■ **The records**
============================================================
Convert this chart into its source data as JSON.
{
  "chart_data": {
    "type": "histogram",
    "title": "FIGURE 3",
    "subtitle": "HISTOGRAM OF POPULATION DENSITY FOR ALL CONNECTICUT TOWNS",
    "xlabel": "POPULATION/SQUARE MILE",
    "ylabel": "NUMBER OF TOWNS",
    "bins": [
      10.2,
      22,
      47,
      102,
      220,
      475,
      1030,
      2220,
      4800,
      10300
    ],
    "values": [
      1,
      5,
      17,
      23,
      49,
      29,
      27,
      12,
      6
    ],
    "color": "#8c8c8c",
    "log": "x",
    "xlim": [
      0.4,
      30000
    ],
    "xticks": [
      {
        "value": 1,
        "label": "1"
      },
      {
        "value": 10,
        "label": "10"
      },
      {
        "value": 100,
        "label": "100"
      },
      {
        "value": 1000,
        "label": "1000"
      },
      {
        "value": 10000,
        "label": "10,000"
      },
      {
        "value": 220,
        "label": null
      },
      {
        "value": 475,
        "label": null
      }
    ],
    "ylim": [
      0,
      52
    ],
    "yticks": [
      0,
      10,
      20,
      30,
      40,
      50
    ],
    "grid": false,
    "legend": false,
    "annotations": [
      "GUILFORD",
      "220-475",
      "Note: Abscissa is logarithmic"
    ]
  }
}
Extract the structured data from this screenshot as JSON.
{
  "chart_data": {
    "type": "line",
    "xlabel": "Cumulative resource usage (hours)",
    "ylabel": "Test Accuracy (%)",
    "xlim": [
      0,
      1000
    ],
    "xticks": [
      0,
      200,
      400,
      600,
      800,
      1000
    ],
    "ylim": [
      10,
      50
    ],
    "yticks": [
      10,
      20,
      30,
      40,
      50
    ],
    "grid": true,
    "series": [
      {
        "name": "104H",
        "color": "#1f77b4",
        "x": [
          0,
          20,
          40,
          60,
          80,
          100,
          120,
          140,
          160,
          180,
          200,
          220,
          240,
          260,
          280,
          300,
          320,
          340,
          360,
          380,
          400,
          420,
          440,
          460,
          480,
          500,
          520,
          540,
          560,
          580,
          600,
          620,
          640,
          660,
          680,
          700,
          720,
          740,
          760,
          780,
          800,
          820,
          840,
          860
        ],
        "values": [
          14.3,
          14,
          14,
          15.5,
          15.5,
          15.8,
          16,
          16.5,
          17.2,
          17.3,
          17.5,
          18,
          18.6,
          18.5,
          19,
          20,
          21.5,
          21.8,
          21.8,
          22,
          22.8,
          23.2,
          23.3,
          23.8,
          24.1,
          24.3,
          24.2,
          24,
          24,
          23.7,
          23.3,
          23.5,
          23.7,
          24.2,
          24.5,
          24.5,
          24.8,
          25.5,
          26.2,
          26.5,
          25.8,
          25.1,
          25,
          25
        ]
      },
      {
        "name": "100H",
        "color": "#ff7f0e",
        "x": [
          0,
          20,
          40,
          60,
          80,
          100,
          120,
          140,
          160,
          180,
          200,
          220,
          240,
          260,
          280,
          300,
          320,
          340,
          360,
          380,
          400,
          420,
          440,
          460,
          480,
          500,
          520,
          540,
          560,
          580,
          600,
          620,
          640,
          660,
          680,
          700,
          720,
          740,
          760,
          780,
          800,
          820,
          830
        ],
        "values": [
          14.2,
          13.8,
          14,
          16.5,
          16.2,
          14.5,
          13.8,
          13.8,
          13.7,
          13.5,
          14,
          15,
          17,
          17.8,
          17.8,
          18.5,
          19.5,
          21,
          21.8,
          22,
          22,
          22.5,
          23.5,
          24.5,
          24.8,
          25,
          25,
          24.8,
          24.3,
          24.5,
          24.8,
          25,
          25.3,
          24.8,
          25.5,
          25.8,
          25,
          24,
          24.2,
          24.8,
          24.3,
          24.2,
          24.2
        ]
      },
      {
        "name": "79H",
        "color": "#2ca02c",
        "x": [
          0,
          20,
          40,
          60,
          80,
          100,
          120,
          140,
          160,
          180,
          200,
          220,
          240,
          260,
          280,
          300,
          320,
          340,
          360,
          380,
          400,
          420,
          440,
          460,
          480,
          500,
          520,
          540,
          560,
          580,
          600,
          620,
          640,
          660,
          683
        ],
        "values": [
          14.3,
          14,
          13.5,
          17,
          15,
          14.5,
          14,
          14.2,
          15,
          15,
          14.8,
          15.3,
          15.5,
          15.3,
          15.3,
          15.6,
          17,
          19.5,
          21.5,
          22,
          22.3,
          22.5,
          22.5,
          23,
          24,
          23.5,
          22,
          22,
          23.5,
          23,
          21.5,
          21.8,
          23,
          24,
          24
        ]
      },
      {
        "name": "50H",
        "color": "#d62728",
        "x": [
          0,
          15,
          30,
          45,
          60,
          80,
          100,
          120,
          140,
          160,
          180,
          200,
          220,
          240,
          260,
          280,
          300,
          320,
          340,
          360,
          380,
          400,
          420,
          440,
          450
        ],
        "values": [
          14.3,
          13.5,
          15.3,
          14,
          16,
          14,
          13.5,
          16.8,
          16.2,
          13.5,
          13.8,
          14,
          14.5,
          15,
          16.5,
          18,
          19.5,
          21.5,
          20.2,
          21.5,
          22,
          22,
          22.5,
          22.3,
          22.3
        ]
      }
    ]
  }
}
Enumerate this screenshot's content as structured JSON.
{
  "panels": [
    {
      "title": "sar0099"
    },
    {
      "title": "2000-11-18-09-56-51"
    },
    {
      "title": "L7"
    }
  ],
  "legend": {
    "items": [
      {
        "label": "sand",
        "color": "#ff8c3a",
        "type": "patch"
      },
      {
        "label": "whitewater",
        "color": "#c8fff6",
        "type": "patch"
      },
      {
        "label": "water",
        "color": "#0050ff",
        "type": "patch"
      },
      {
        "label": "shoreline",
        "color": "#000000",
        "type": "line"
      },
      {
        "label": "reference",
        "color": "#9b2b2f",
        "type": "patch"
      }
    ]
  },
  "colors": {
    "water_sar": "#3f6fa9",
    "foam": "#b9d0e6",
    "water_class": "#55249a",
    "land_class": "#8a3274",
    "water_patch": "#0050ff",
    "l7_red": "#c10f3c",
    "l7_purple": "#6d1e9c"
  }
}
============================================================
■ **Problem details**
Your task is to transcribe the material exactly.

■ **Response to this exercise**
Convert this chart into its source data as JSON.
{
  "chart_data": {
    "type": "histogram",
    "title": "FIGURE 3",
    "subtitle": "HISTOGRAM OF POPULATION DENSITY FOR ALL CONNECTICUT TOWNS",
    "xlabel": "POPULATION/SQUARE MILE",
    "ylabel": "NUMBER OF TOWNS",
    "bins": [
      10.2,
      22,
      47,
      102,
      220,
      475,
      1030,
      2220,
      4800,
      10300
    ],
    "values": [
      1,
      5,
      17,
      23,
      49,
      29,
      27,
      12,
      6
    ],
    "color": "#8c8c8c",
    "log": "x",
    "xlim": [
      0.4,
      30000
    ],
    "xticks": [
      {
        "value": 1,
        "label": "1"
      },
      {
        "value": 10,
        "label": "10"
      },
      {
        "value": 100,
        "label": "100"
      },
      {
        "value": 1000,
        "label": "1000"
      },
      {
        "value": 10000,
        "label": "10,000"
      },
      {
        "value": 220,
        "label": null
      },
      {
        "value": 475,
        "label": null
      }
    ],
    "ylim": [
      0,
      52
    ],
    "yticks": [
      0,
      10,
      20,
      30,
      40,
      50
    ],
    "grid": false,
    "legend": false,
    "annotations": [
      "GUILFORD",
      "220-475",
      "Note: Abscissa is logarithmic"
    ]
  }
}
Extract the structured data from this screenshot as JSON.
{
  "chart_data": {
    "type": "line",
    "xlabel": "Cumulative resource usage (hours)",
    "ylabel": "Test Accuracy (%)",
    "xlim": [
      0,
      1000
    ],
    "xticks": [
      0,
      200,
      400,
      600,
      800,
      1000
    ],
    "ylim": [
      10,
      50
    ],
    "yticks": [
      10,
      20,
      30,
      40,
      50
    ],
    "grid": true,
    "series": [
      {
        "name": "104H",
        "color": "#1f77b4",
        "x": [
          0,
          20,
          40,
          60,
          80,
          100,
          120,
          140,
          160,
          180,
          200,
          220,
          240,
          260,
          280,
          300,
          320,
          340,
          360,
          380,
          400,
          420,
          440,
          460,
          480,
          500,
          520,
          540,
          560,
          580,
          600,
          620,
          640,
          660,
          680,
          700,
          720,
          740,
          760,
          780,
          800,
          820,
          840,
          860
        ],
        "values": [
          14.3,
          14,
          14,
          15.5,
          15.5,
          15.8,
          16,
          16.5,
          17.2,
          17.3,
          17.5,
          18,
          18.6,
          18.5,
          19,
          20,
          21.5,
          21.8,
          21.8,
          22,
          22.8,
          23.2,
          23.3,
          23.8,
          24.1,
          24.3,
          24.2,
          24,
          24,
          23.7,
          23.3,
          23.5,
          23.7,
          24.2,
          24.5,
          24.5,
          24.8,
          25.5,
          26.2,
          26.5,
          25.8,
          25.1,
          25,
          25
        ]
      },
      {
        "name": "100H",
        "color": "#ff7f0e",
        "x": [
          0,
          20,
          40,
          60,
          80,
          100,
          120,
          140,
          160,
          180,
          200,
          220,
          240,
          260,
          280,
          300,
          320,
          340,
          360,
          380,
          400,
          420,
          440,
          460,
          480,
          500,
          520,
          540,
          560,
          580,
          600,
          620,
          640,
          660,
          680,
          700,
          720,
          740,
          760,
          780,
          800,
          820,
          830
        ],
        "values": [
          14.2,
          13.8,
          14,
          16.5,
          16.2,
          14.5,
          13.8,
          13.8,
          13.7,
          13.5,
          14,
          15,
          17,
          17.8,
          17.8,
          18.5,
          19.5,
          21,
          21.8,
          22,
          22,
          22.5,
          23.5,
          24.5,
          24.8,
          25,
          25,
          24.8,
          24.3,
          24.5,
          24.8,
          25,
          25.3,
          24.8,
          25.5,
          25.8,
          25,
          24,
          24.2,
          24.8,
          24.3,
          24.2,
          24.2
        ]
      },
      {
        "name": "79H",
        "color": "#2ca02c",
        "x": [
          0,
          20,
          40,
          60,
          80,
          100,
          120,
          140,
          160,
          180,
          200,
          220,
          240,
          260,
          280,
          300,
          320,
          340,
          360,
          380,
          400,
          420,
          440,
          460,
          480,
          500,
          520,
          540,
          560,
          580,
          600,
          620,
          640,
          660,
          683
        ],
        "values": [
          14.3,
          14,
          13.5,
          17,
          15,
          14.5,
          14,
          14.2,
          15,
          15,
          14.8,
          15.3,
          15.5,
          15.3,
          15.3,
          15.6,
          17,
          19.5,
          21.5,
          22,
          22.3,
          22.5,
          22.5,
          23,
          24,
          23.5,
          22,
          22,
          23.5,
          23,
          21.5,
          21.8,
          23,
          24,
          24
        ]
      },
      {
        "name": "50H",
        "color": "#d62728",
        "x": [
          0,
          15,
          30,
          45,
          60,
          80,
          100,
          120,
          140,
          160,
          180,
          200,
          220,
          240,
          260,
          280,
          300,
          320,
          340,
          360,
          380,
          400,
          420,
          440,
          450
        ],
        "values": [
          14.3,
          13.5,
          15.3,
          14,
          16,
          14,
          13.5,
          16.8,
          16.2,
          13.5,
          13.8,
          14,
          14.5,
          15,
          16.5,
          18,
          19.5,
          21.5,
          20.2,
          21.5,
          22,
          22,
          22.5,
          22.3,
          22.3
        ]
      }
    ]
  }
}
Enumerate this screenshot's content as structured JSON.
{
  "panels": [
    {
      "title": "sar0099"
    },
    {
      "title": "2000-11-18-09-56-51"
    },
    {
      "title": "L7"
    }
  ],
  "legend": {
    "items": [
      {
        "label": "sand",
        "color": "#ff8c3a",
        "type": "patch"
      },
      {
        "label": "whitewater",
        "color": "#c8fff6",
        "type": "patch"
      },
      {
        "label": "water",
        "color": "#0050ff",
        "type": "patch"
      },
      {
        "label": "shoreline",
        "color": "#000000",
        "type": "line"
      },
      {
        "label": "reference",
        "color": "#9b2b2f",
        "type": "patch"
      }
    ]
  },
  "colors": {
    "water_sar": "#3f6fa9",
    "foam": "#b9d0e6",
    "water_class": "#55249a",
    "land_class": "#8a3274",
    "water_patch": "#0050ff",
    "l7_red": "#c10f3c",
    "l7_purple": "#6d1e9c"
  }
}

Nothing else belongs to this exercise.